__AIM OF THE EXERCISE__: Transcribe all of the material exactly. Any picture in it should be left out.

(Saved entries)

<<<<

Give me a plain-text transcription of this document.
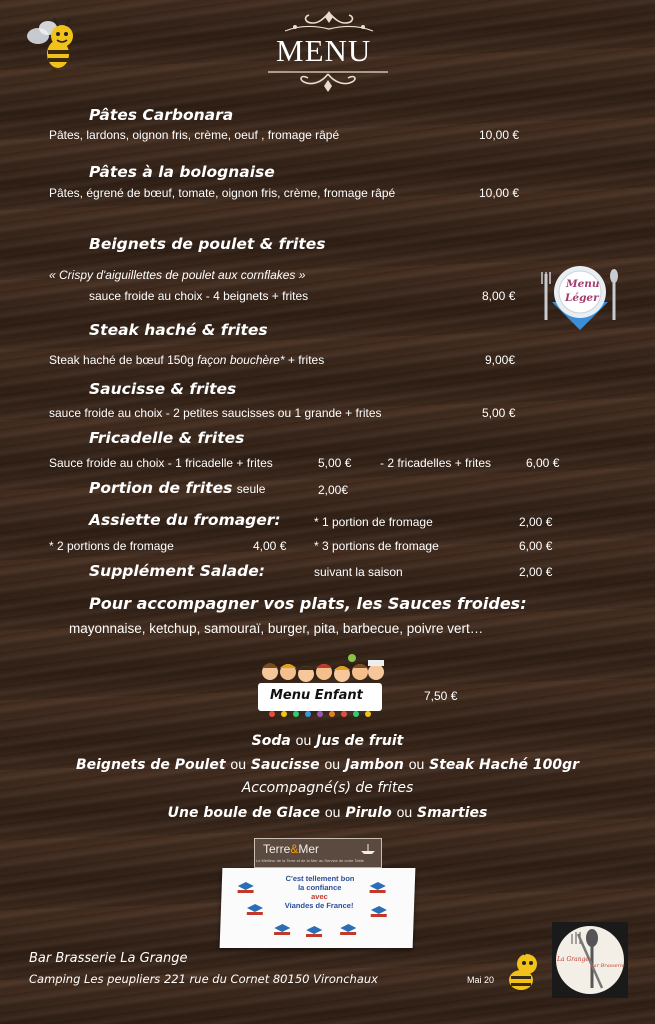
MENU
Pâtes Carbonara
Pâtes, lardons, oignon fris, crème, oeuf , fromage râpé	10,00 €
Pâtes à la bolognaise
Pâtes, égrené de bœuf, tomate, oignon fris, crème, fromage râpé	10,00 €
Beignets de poulet & frites
« Crispy d'aiguillettes de poulet aux cornflakes »
sauce froide au choix - 4 beignets + frites	8,00 €
Menu
Léger
Steak haché & frites
Steak haché de bœuf 150g façon bouchère* + frites	9,00€
Saucisse & frites
sauce froide au choix - 2 petites saucisses ou 1 grande + frites	5,00 €
Fricadelle & frites
Sauce froide au choix - 1 fricadelle + frites	5,00 € - 2 fricadelles + frites	6,00 €
Portion de frites seule	2,00€
Assiette du fromager:	* 1 portion de fromage	2,00 €
* 2 portions de fromage	4,00 € * 3 portions de fromage	6,00 €
Supplément Salade:	suivant la saison	2,00 €
Pour accompagner vos plats, les Sauces froides:
mayonnaise, ketchup, samouraï, burger, pita, barbecue, poivre vert…
Menu Enfant	7,50 €
Soda ou Jus de fruit
Beignets de Poulet ou Saucisse ou Jambon ou Steak Haché 100gr
Accompagné(s) de frites
Une boule de Glace ou Pirulo ou Smarties
Terre&Mer
Le Meilleur de la Terre et de la Mer au Service de votre Table
C'est tellement bon
la confiance
avec
Viandes de France!
Bar Brasserie La Grange
Camping Les peupliers 221 rue du Cornet 80150 Vironchaux	Mai 20
La Grange
Bar Brasserie
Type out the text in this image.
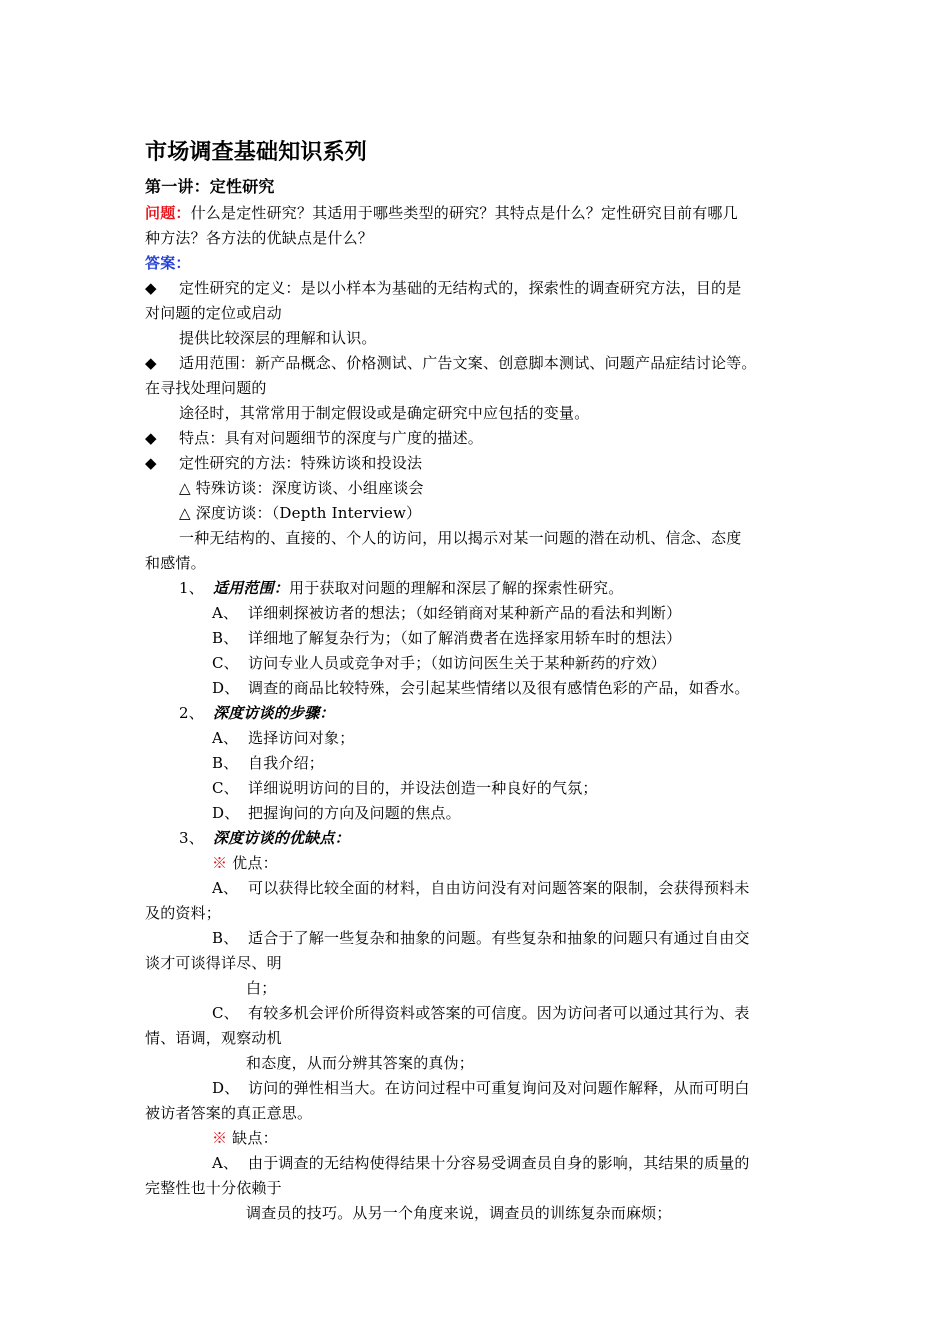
市场调查基础知识系列
第一讲：定性研究
问题：什么是定性研究？其适用于哪些类型的研究？其特点是什么？定性研究目前有哪几
种方法？各方法的优缺点是什么？
答案：
◆ 定性研究的定义：是以小样本为基础的无结构式的，探索性的调查研究方法，目的是
对问题的定位或启动
提供比较深层的理解和认识。
◆ 适用范围：新产品概念、价格测试、广告文案、创意脚本测试、问题产品症结讨论等。
在寻找处理问题的
途径时，其常常用于制定假设或是确定研究中应包括的变量。
◆ 特点：具有对问题细节的深度与广度的描述。
◆ 定性研究的方法：特殊访谈和投设法
△ 特殊访谈：深度访谈、小组座谈会
△ 深度访谈：（Depth Interview）
一种无结构的、直接的、个人的访问，用以揭示对某一问题的潜在动机、信念、态度
和感情。
1、 适用范围：用于获取对问题的理解和深层了解的探索性研究。
A、 详细刺探被访者的想法；（如经销商对某种新产品的看法和判断）
B、 详细地了解复杂行为；（如了解消费者在选择家用轿车时的想法）
C、 访问专业人员或竞争对手；（如访问医生关于某种新药的疗效）
D、 调查的商品比较特殊，会引起某些情绪以及很有感情色彩的产品，如香水。
2、 深度访谈的步骤：
A、 选择访问对象；
B、 自我介绍；
C、 详细说明访问的目的，并设法创造一种良好的气氛；
D、 把握询问的方向及问题的焦点。
3、 深度访谈的优缺点：
※ 优点：
A、 可以获得比较全面的材料，自由访问没有对问题答案的限制，会获得预料未
及的资料；
B、 适合于了解一些复杂和抽象的问题。有些复杂和抽象的问题只有通过自由交
谈才可谈得详尽、明
白；
C、 有较多机会评价所得资料或答案的可信度。因为访问者可以通过其行为、表
情、语调，观察动机
和态度，从而分辨其答案的真伪；
D、 访问的弹性相当大。在访问过程中可重复询问及对问题作解释，从而可明白
被访者答案的真正意思。
※ 缺点：
A、 由于调查的无结构使得结果十分容易受调查员自身的影响，其结果的质量的
完整性也十分依赖于
调查员的技巧。从另一个角度来说，调查员的训练复杂而麻烦；
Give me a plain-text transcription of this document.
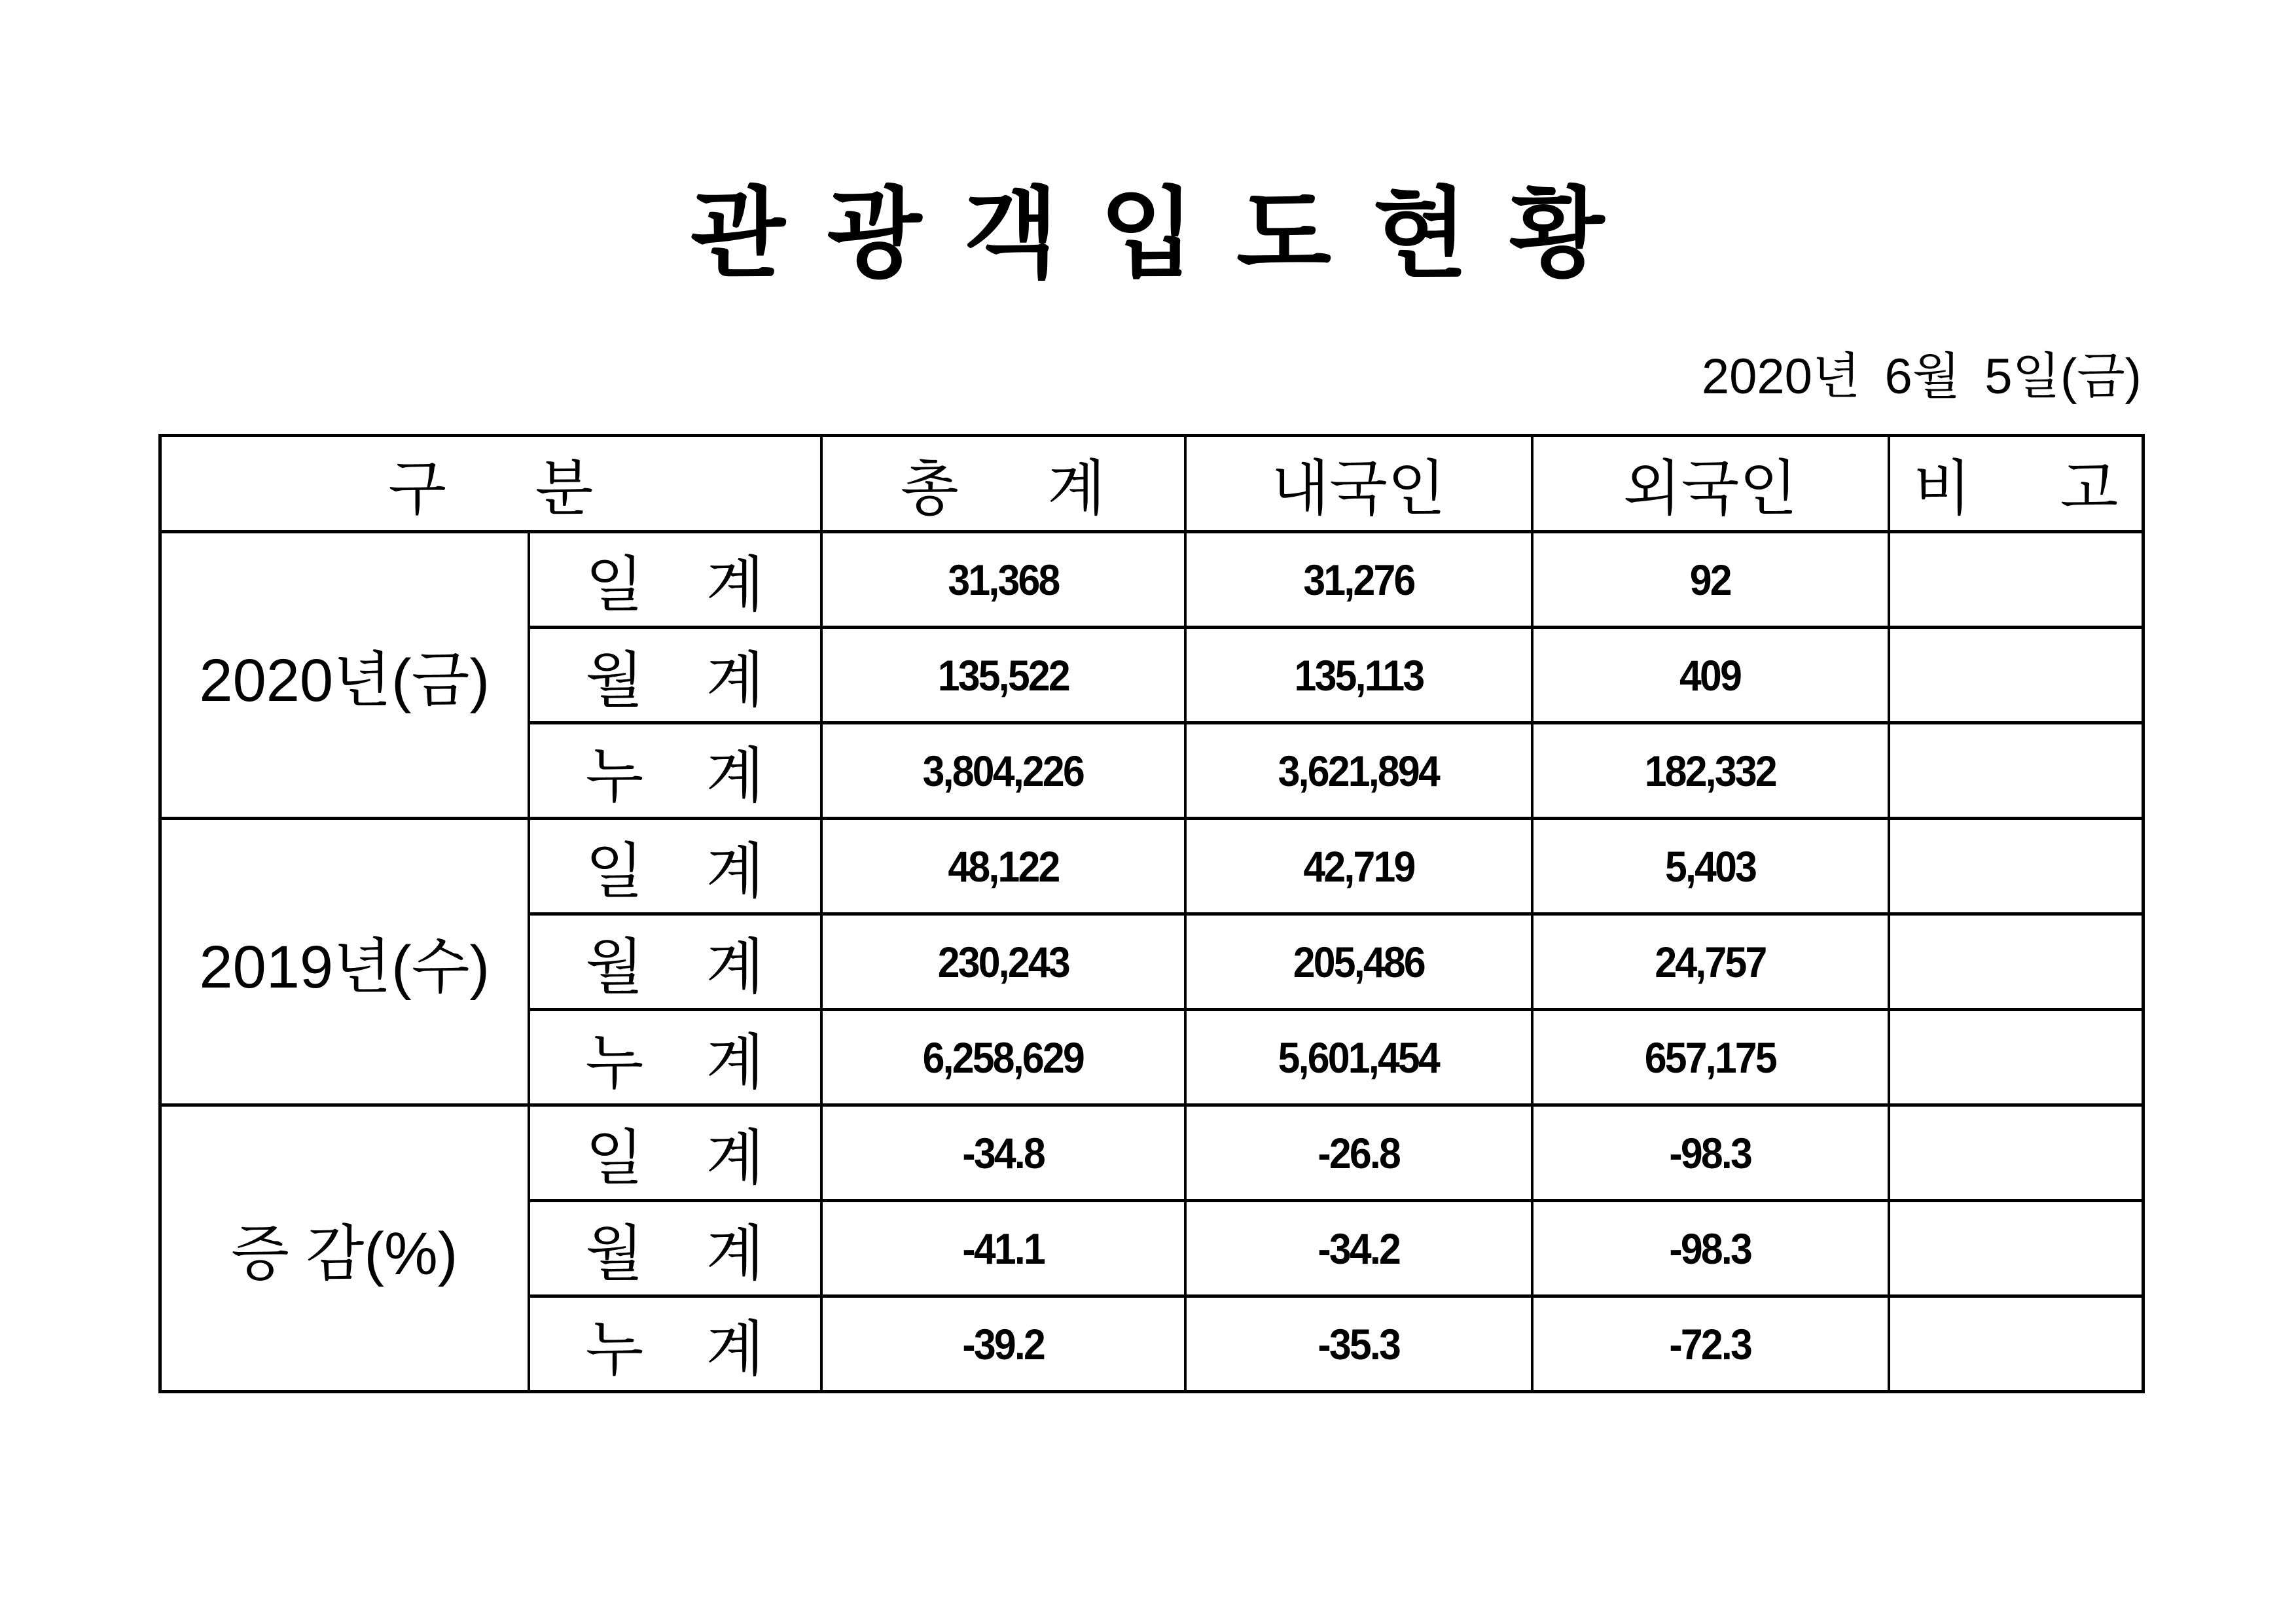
관 광 객 입 도 현 황
2020년 6월 5일(금)
구 분		총 계	내국인	외국인	비 고
2020년(금)	일 계	31,368	31,276	92	
	월 계	135,522	135,113	409	
	누 계	3,804,226	3,621,894	182,332	
2019년(수)	일 계	48,122	42,719	5,403	
	월 계	230,243	205,486	24,757	
	누 계	6,258,629	5,601,454	657,175	
증 감(%)	일 계	-34.8	-26.8	-98.3	
	월 계	-41.1	-34.2	-98.3	
	누 계	-39.2	-35.3	-72.3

>>>>

__WORKED ANSWER__:
Give me a plain-text transcription of this document.
MENU
Pâtes Carbonara
Pâtes, lardons, oignon fris, crème, oeuf , fromage râpé	10,00 €
Pâtes à la bolognaise
Pâtes, égrené de bœuf, tomate, oignon fris, crème, fromage râpé	10,00 €
Beignets de poulet & frites
« Crispy d'aiguillettes de poulet aux cornflakes »
sauce froide au choix - 4 beignets + frites	8,00 €
Menu
Léger
Steak haché & frites
Steak haché de bœuf 150g façon bouchère* + frites	9,00€
Saucisse & frites
sauce froide au choix - 2 petites saucisses ou 1 grande + frites	5,00 €
Fricadelle & frites
Sauce froide au choix - 1 fricadelle + frites	5,00 € - 2 fricadelles + frites	6,00 €
Portion de frites seule	2,00€
Assiette du fromager:	* 1 portion de fromage	2,00 €
* 2 portions de fromage	4,00 € * 3 portions de fromage	6,00 €
Supplément Salade:	suivant la saison	2,00 €
Pour accompagner vos plats, les Sauces froides:
mayonnaise, ketchup, samouraï, burger, pita, barbecue, poivre vert…
Menu Enfant	7,50 €
Soda ou Jus de fruit
Beignets de Poulet ou Saucisse ou Jambon ou Steak Haché 100gr
Accompagné(s) de frites
Une boule de Glace ou Pirulo ou Smarties
Terre&Mer
Le Meilleur de la Terre et de la Mer au Service de votre Table
C'est tellement bon
la confiance
avec
Viandes de France!
Bar Brasserie La Grange
Camping Les peupliers 221 rue du Cornet 80150 Vironchaux	Mai 20
La Grange
Bar Brasserie
Type out the text in this image.
市场调查基础知识系列
第一讲：定性研究
问题：什么是定性研究？其适用于哪些类型的研究？其特点是什么？定性研究目前有哪几
种方法？各方法的优缺点是什么？
答案：
◆ 定性研究的定义：是以小样本为基础的无结构式的，探索性的调查研究方法，目的是
对问题的定位或启动
提供比较深层的理解和认识。
◆ 适用范围：新产品概念、价格测试、广告文案、创意脚本测试、问题产品症结讨论等。
在寻找处理问题的
途径时，其常常用于制定假设或是确定研究中应包括的变量。
◆ 特点：具有对问题细节的深度与广度的描述。
◆ 定性研究的方法：特殊访谈和投设法
△ 特殊访谈：深度访谈、小组座谈会
△ 深度访谈：（Depth Interview）
一种无结构的、直接的、个人的访问，用以揭示对某一问题的潜在动机、信念、态度
和感情。
1、 适用范围：用于获取对问题的理解和深层了解的探索性研究。
A、 详细刺探被访者的想法；（如经销商对某种新产品的看法和判断）
B、 详细地了解复杂行为；（如了解消费者在选择家用轿车时的想法）
C、 访问专业人员或竞争对手；（如访问医生关于某种新药的疗效）
D、 调查的商品比较特殊，会引起某些情绪以及很有感情色彩的产品，如香水。
2、 深度访谈的步骤：
A、 选择访问对象；
B、 自我介绍；
C、 详细说明访问的目的，并设法创造一种良好的气氛；
D、 把握询问的方向及问题的焦点。
3、 深度访谈的优缺点：
※ 优点：
A、 可以获得比较全面的材料，自由访问没有对问题答案的限制，会获得预料未
及的资料；
B、 适合于了解一些复杂和抽象的问题。有些复杂和抽象的问题只有通过自由交
谈才可谈得详尽、明
白；
C、 有较多机会评价所得资料或答案的可信度。因为访问者可以通过其行为、表
情、语调，观察动机
和态度，从而分辨其答案的真伪；
D、 访问的弹性相当大。在访问过程中可重复询问及对问题作解释，从而可明白
被访者答案的真正意思。
※ 缺点：
A、 由于调查的无结构使得结果十分容易受调查员自身的影响，其结果的质量的
完整性也十分依赖于
调查员的技巧。从另一个角度来说，调查员的训练复杂而麻烦；
Give me a plain-text transcription of this document.
관 광 객 입 도 현 황
2020년 6월 5일(금)
구 분		총 계	내국인	외국인	비 고
2020년(금)	일 계	31,368	31,276	92	
	월 계	135,522	135,113	409	
	누 계	3,804,226	3,621,894	182,332	
2019년(수)	일 계	48,122	42,719	5,403	
	월 계	230,243	205,486	24,757	
	누 계	6,258,629	5,601,454	657,175	
증 감(%)	일 계	-34.8	-26.8	-98.3	
	월 계	-41.1	-34.2	-98.3	
	누 계	-39.2	-35.3	-72.3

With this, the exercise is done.